Extracted data entries:
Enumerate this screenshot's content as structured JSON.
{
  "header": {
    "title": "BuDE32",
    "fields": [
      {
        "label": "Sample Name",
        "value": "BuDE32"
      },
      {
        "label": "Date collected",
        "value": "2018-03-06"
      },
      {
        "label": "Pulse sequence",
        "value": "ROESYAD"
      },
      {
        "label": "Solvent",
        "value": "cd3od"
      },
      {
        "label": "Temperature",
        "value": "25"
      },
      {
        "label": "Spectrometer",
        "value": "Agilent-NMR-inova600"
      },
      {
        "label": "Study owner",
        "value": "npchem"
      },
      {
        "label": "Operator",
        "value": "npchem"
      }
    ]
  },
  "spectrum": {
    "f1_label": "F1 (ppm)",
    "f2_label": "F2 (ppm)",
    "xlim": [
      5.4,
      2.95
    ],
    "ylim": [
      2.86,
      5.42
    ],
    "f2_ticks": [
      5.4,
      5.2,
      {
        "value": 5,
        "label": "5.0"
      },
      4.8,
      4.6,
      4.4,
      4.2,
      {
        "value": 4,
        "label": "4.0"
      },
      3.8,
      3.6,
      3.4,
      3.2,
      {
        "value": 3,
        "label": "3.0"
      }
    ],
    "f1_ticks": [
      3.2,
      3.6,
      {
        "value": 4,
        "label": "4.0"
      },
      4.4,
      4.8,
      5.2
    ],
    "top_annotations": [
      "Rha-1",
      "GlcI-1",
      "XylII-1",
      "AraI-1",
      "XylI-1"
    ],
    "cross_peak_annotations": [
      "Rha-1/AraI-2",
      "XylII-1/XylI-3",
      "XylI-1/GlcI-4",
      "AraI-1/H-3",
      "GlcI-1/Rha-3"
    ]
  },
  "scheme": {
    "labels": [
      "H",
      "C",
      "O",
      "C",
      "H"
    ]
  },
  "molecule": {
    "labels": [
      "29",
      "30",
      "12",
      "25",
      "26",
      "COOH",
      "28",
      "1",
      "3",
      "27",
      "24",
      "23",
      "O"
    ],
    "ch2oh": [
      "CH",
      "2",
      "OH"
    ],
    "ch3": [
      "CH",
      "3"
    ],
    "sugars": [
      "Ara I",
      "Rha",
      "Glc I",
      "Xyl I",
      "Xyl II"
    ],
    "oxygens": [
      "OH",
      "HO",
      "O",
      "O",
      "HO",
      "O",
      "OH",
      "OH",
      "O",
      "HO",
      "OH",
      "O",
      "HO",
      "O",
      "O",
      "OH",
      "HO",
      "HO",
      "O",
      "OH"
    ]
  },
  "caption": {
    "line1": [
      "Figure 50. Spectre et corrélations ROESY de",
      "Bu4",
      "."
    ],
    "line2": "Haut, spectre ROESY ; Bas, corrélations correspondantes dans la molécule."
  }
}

STATED TASK: Your task is to collect every line above that contains the word "value".

RESPONSE TO THE EXERCISE:
        "value": "BuDE32"
        "value": "2018-03-06"
        "value": "ROESYAD"
        "value": "cd3od"
        "value": "25"
        "value": "Agilent-NMR-inova600"
        "value": "npchem"
        "value": "npchem"
        "value": 5,
        "value": 4,
        "value": 3,
        "value": 4,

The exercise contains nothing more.